*WHAT THE TASK REQUIRES*.
Write out every entry, unchanged. Skip any picture.

+++ DATA ROWS +++

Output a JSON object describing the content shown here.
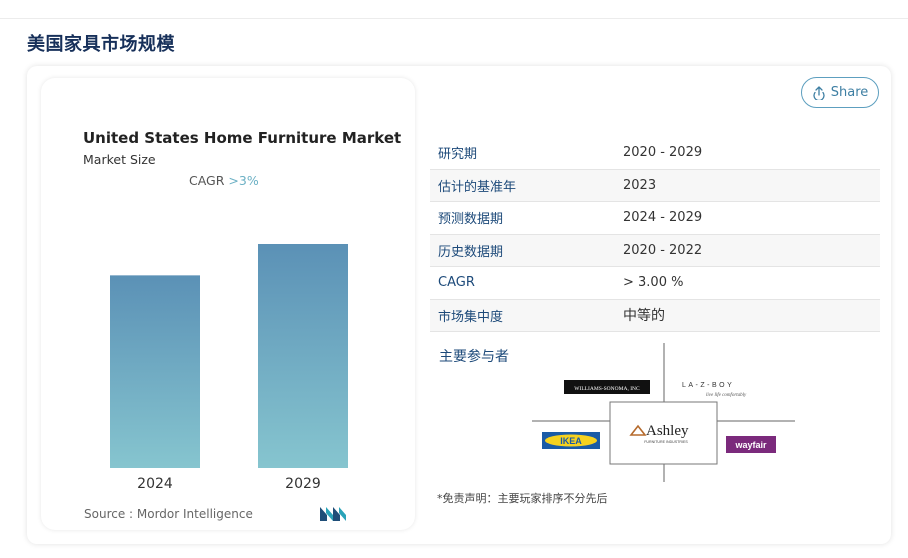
{
  "page": {
    "title": "美国家具市场规模"
  },
  "chart_panel": {
    "title": "United States Home Furniture Market",
    "subtitle": "Market Size",
    "cagr_prefix": "CAGR",
    "cagr_value": ">3%",
    "source": "Source :  Mordor Intelligence"
  },
  "chart_data": {
    "type": "bar",
    "title": "United States Home Furniture Market",
    "subtitle": "Market Size",
    "categories": [
      "2024",
      "2029"
    ],
    "values": [
      0.86,
      1.0
    ],
    "value_note": "relative bar heights; no value axis shown",
    "grid": false,
    "legend": false,
    "colors": {
      "bar_top": "#5b91b6",
      "bar_bottom": "#86c5cf"
    }
  },
  "share": {
    "label": "Share"
  },
  "info_table": [
    {
      "key": "研究期",
      "value": "2020 - 2029"
    },
    {
      "key": "估计的基准年",
      "value": "2023"
    },
    {
      "key": "预测数据期",
      "value": "2024 - 2029"
    },
    {
      "key": "历史数据期",
      "value": "2020 - 2022"
    },
    {
      "key": "CAGR",
      "value": "> 3.00 %"
    },
    {
      "key": "市场集中度",
      "value": "中等的"
    }
  ],
  "players": {
    "heading": "主要参与者",
    "logos": [
      "WILLIAMS-SONOMA, INC",
      "LA-Z-BOY",
      "Ashley",
      "IKEA",
      "wayfair"
    ],
    "lazboy_tagline": "live life comfortably",
    "ashley_tagline": "FURNITURE INDUSTRIES"
  },
  "disclaimer": "*免责声明：主要玩家排序不分先后"
}
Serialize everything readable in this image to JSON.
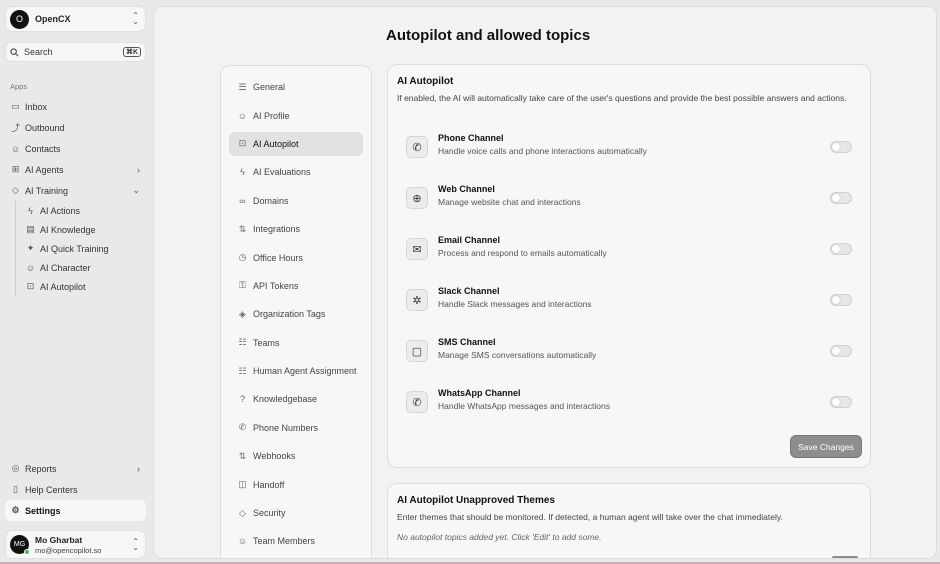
{
  "org": {
    "initial": "O",
    "name": "OpenCX"
  },
  "search": {
    "label": "Search",
    "shortcut": "⌘K"
  },
  "sidebar": {
    "section_label": "Apps",
    "items": [
      {
        "label": "Inbox",
        "icon": "inbox-icon",
        "glyph": "▭"
      },
      {
        "label": "Outbound",
        "icon": "outbound-icon",
        "glyph": "⤴"
      },
      {
        "label": "Contacts",
        "icon": "contacts-icon",
        "glyph": "☺"
      },
      {
        "label": "AI Agents",
        "icon": "ai-agents-icon",
        "glyph": "⊞"
      },
      {
        "label": "AI Training",
        "icon": "ai-training-icon",
        "glyph": "◇"
      }
    ],
    "training_sub": [
      {
        "label": "AI Actions",
        "glyph": "ϟ"
      },
      {
        "label": "AI Knowledge",
        "glyph": "▤"
      },
      {
        "label": "AI Quick Training",
        "glyph": "✦"
      },
      {
        "label": "AI Character",
        "glyph": "☺"
      },
      {
        "label": "AI Autopilot",
        "glyph": "⊡"
      }
    ],
    "bottom": [
      {
        "label": "Reports",
        "glyph": "◎"
      },
      {
        "label": "Help Centers",
        "glyph": "▯"
      },
      {
        "label": "Settings",
        "glyph": "⚙"
      }
    ]
  },
  "user": {
    "initials": "MG",
    "name": "Mo Gharbat",
    "email": "mo@opencopilot.so"
  },
  "page": {
    "title": "Autopilot and allowed topics"
  },
  "settings_nav": [
    {
      "label": "General",
      "glyph": "☰"
    },
    {
      "label": "AI Profile",
      "glyph": "☺"
    },
    {
      "label": "AI Autopilot",
      "glyph": "⊡"
    },
    {
      "label": "AI Evaluations",
      "glyph": "ϟ"
    },
    {
      "label": "Domains",
      "glyph": "∞"
    },
    {
      "label": "Integrations",
      "glyph": "⇅"
    },
    {
      "label": "Office Hours",
      "glyph": "◷"
    },
    {
      "label": "API Tokens",
      "glyph": "⚿"
    },
    {
      "label": "Organization Tags",
      "glyph": "◈"
    },
    {
      "label": "Teams",
      "glyph": "☷"
    },
    {
      "label": "Human Agent Assignment",
      "glyph": "☷"
    },
    {
      "label": "Knowledgebase",
      "glyph": "?"
    },
    {
      "label": "Phone Numbers",
      "glyph": "✆"
    },
    {
      "label": "Webhooks",
      "glyph": "⇅"
    },
    {
      "label": "Handoff",
      "glyph": "◫"
    },
    {
      "label": "Security",
      "glyph": "◇"
    },
    {
      "label": "Team Members",
      "glyph": "☺"
    }
  ],
  "autopilot": {
    "title": "AI Autopilot",
    "description": "If enabled, the AI will automatically take care of the user's questions and provide the best possible answers and actions.",
    "save_label": "Save Changes",
    "channels": [
      {
        "name": "Phone Channel",
        "description": "Handle voice calls and phone interactions automatically",
        "icon": "phone-icon",
        "glyph": "✆",
        "enabled": false
      },
      {
        "name": "Web Channel",
        "description": "Manage website chat and interactions",
        "icon": "globe-icon",
        "glyph": "⊕",
        "enabled": false
      },
      {
        "name": "Email Channel",
        "description": "Process and respond to emails automatically",
        "icon": "mail-icon",
        "glyph": "✉",
        "enabled": false
      },
      {
        "name": "Slack Channel",
        "description": "Handle Slack messages and interactions",
        "icon": "slack-icon",
        "glyph": "✲",
        "enabled": false
      },
      {
        "name": "SMS Channel",
        "description": "Manage SMS conversations automatically",
        "icon": "message-icon",
        "glyph": "▢",
        "enabled": false
      },
      {
        "name": "WhatsApp Channel",
        "description": "Handle WhatsApp messages and interactions",
        "icon": "whatsapp-icon",
        "glyph": "✆",
        "enabled": false
      }
    ]
  },
  "unapproved": {
    "title": "AI Autopilot Unapproved Themes",
    "description": "Enter themes that should be monitored. If detected, a human agent will take over the chat immediately.",
    "empty_note": "No autopilot topics added yet. Click 'Edit' to add some."
  }
}
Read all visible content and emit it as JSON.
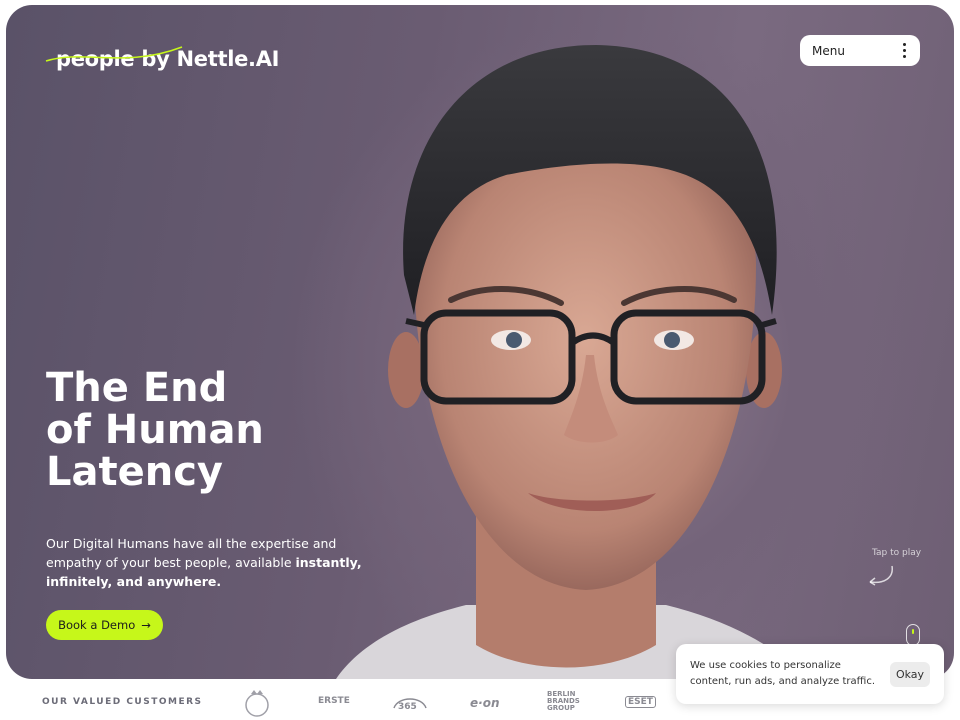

+++

*RESULT OF THIS EXERCISE*.
Output a JSON object describing the content shown here.
{
  "page": {
    "title": "美国家具市场规模"
  },
  "chart_panel": {
    "title": "United States Home Furniture Market",
    "subtitle": "Market Size",
    "cagr_prefix": "CAGR",
    "cagr_value": ">3%",
    "source": "Source :  Mordor Intelligence"
  },
  "chart_data": {
    "type": "bar",
    "title": "United States Home Furniture Market",
    "subtitle": "Market Size",
    "categories": [
      "2024",
      "2029"
    ],
    "values": [
      0.86,
      1.0
    ],
    "value_note": "relative bar heights; no value axis shown",
    "grid": false,
    "legend": false,
    "colors": {
      "bar_top": "#5b91b6",
      "bar_bottom": "#86c5cf"
    }
  },
  "share": {
    "label": "Share"
  },
  "info_table": [
    {
      "key": "研究期",
      "value": "2020 - 2029"
    },
    {
      "key": "估计的基准年",
      "value": "2023"
    },
    {
      "key": "预测数据期",
      "value": "2024 - 2029"
    },
    {
      "key": "历史数据期",
      "value": "2020 - 2022"
    },
    {
      "key": "CAGR",
      "value": "> 3.00 %"
    },
    {
      "key": "市场集中度",
      "value": "中等的"
    }
  ],
  "players": {
    "heading": "主要参与者",
    "logos": [
      "WILLIAMS-SONOMA, INC",
      "LA-Z-BOY",
      "Ashley",
      "IKEA",
      "wayfair"
    ],
    "lazboy_tagline": "live life comfortably",
    "ashley_tagline": "FURNITURE INDUSTRIES"
  },
  "disclaimer": "*免责声明：主要玩家排序不分先后"
}
Serialize everything readable in this image to JSON.
{
  "org": {
    "initial": "O",
    "name": "OpenCX"
  },
  "search": {
    "label": "Search",
    "shortcut": "⌘K"
  },
  "sidebar": {
    "section_label": "Apps",
    "items": [
      {
        "label": "Inbox",
        "icon": "inbox-icon",
        "glyph": "▭"
      },
      {
        "label": "Outbound",
        "icon": "outbound-icon",
        "glyph": "⤴"
      },
      {
        "label": "Contacts",
        "icon": "contacts-icon",
        "glyph": "☺"
      },
      {
        "label": "AI Agents",
        "icon": "ai-agents-icon",
        "glyph": "⊞"
      },
      {
        "label": "AI Training",
        "icon": "ai-training-icon",
        "glyph": "◇"
      }
    ],
    "training_sub": [
      {
        "label": "AI Actions",
        "glyph": "ϟ"
      },
      {
        "label": "AI Knowledge",
        "glyph": "▤"
      },
      {
        "label": "AI Quick Training",
        "glyph": "✦"
      },
      {
        "label": "AI Character",
        "glyph": "☺"
      },
      {
        "label": "AI Autopilot",
        "glyph": "⊡"
      }
    ],
    "bottom": [
      {
        "label": "Reports",
        "glyph": "◎"
      },
      {
        "label": "Help Centers",
        "glyph": "▯"
      },
      {
        "label": "Settings",
        "glyph": "⚙"
      }
    ]
  },
  "user": {
    "initials": "MG",
    "name": "Mo Gharbat",
    "email": "mo@opencopilot.so"
  },
  "page": {
    "title": "Autopilot and allowed topics"
  },
  "settings_nav": [
    {
      "label": "General",
      "glyph": "☰"
    },
    {
      "label": "AI Profile",
      "glyph": "☺"
    },
    {
      "label": "AI Autopilot",
      "glyph": "⊡"
    },
    {
      "label": "AI Evaluations",
      "glyph": "ϟ"
    },
    {
      "label": "Domains",
      "glyph": "∞"
    },
    {
      "label": "Integrations",
      "glyph": "⇅"
    },
    {
      "label": "Office Hours",
      "glyph": "◷"
    },
    {
      "label": "API Tokens",
      "glyph": "⚿"
    },
    {
      "label": "Organization Tags",
      "glyph": "◈"
    },
    {
      "label": "Teams",
      "glyph": "☷"
    },
    {
      "label": "Human Agent Assignment",
      "glyph": "☷"
    },
    {
      "label": "Knowledgebase",
      "glyph": "?"
    },
    {
      "label": "Phone Numbers",
      "glyph": "✆"
    },
    {
      "label": "Webhooks",
      "glyph": "⇅"
    },
    {
      "label": "Handoff",
      "glyph": "◫"
    },
    {
      "label": "Security",
      "glyph": "◇"
    },
    {
      "label": "Team Members",
      "glyph": "☺"
    }
  ],
  "autopilot": {
    "title": "AI Autopilot",
    "description": "If enabled, the AI will automatically take care of the user's questions and provide the best possible answers and actions.",
    "save_label": "Save Changes",
    "channels": [
      {
        "name": "Phone Channel",
        "description": "Handle voice calls and phone interactions automatically",
        "icon": "phone-icon",
        "glyph": "✆",
        "enabled": false
      },
      {
        "name": "Web Channel",
        "description": "Manage website chat and interactions",
        "icon": "globe-icon",
        "glyph": "⊕",
        "enabled": false
      },
      {
        "name": "Email Channel",
        "description": "Process and respond to emails automatically",
        "icon": "mail-icon",
        "glyph": "✉",
        "enabled": false
      },
      {
        "name": "Slack Channel",
        "description": "Handle Slack messages and interactions",
        "icon": "slack-icon",
        "glyph": "✲",
        "enabled": false
      },
      {
        "name": "SMS Channel",
        "description": "Manage SMS conversations automatically",
        "icon": "message-icon",
        "glyph": "▢",
        "enabled": false
      },
      {
        "name": "WhatsApp Channel",
        "description": "Handle WhatsApp messages and interactions",
        "icon": "whatsapp-icon",
        "glyph": "✆",
        "enabled": false
      }
    ]
  },
  "unapproved": {
    "title": "AI Autopilot Unapproved Themes",
    "description": "Enter themes that should be monitored. If detected, a human agent will take over the chat immediately.",
    "empty_note": "No autopilot topics added yet. Click 'Edit' to add some."
  }
}
Read all visible content and emit it as JSON.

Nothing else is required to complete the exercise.